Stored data
=-=-=-=-=

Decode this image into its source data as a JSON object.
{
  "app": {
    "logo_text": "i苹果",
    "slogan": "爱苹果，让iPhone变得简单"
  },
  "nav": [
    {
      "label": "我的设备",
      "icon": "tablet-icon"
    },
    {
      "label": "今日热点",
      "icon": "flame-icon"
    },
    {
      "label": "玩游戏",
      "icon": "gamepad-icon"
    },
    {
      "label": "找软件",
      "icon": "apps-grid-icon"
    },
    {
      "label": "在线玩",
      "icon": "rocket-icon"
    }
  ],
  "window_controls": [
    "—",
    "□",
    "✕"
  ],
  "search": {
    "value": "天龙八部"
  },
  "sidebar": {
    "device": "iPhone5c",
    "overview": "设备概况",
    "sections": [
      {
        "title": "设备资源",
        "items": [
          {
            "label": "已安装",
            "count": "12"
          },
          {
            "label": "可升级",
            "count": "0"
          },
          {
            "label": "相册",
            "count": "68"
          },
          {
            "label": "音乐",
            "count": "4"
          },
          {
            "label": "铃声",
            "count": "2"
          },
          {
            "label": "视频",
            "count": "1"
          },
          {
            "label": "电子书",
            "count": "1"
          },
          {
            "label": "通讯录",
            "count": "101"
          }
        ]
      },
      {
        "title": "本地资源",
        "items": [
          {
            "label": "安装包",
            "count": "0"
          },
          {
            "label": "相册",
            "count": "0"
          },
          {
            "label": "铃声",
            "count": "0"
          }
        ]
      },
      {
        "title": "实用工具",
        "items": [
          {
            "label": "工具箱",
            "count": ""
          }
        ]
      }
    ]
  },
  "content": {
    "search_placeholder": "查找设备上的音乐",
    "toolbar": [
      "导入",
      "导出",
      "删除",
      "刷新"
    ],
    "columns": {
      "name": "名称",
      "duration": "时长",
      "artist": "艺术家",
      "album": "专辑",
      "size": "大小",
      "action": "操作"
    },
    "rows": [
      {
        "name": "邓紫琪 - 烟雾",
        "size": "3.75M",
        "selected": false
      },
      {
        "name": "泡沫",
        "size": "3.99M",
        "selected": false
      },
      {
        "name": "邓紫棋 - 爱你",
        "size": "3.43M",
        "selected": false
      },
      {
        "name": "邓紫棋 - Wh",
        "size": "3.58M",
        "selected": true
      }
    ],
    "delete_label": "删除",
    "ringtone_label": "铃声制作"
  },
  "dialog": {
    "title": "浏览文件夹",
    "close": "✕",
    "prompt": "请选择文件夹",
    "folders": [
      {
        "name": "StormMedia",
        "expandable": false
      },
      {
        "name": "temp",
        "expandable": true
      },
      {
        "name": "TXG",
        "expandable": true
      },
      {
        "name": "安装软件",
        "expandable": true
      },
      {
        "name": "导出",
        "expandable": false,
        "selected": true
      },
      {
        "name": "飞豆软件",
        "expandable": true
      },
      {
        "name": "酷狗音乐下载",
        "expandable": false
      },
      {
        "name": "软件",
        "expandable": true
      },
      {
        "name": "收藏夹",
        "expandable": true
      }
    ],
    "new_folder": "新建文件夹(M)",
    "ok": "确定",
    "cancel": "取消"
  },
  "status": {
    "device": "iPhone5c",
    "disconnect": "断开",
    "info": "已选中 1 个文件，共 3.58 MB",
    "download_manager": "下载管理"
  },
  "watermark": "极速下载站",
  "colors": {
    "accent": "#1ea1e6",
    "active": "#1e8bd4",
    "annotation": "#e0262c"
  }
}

=-=-=-=-=

GIVEN INSTRUCTION
From the entries above, copy every line containing the word "title".

TASK SOLUTION
        "title": "设备资源",
        "title": "本地资源",
        "title": "实用工具",
    "title": "浏览文件夹",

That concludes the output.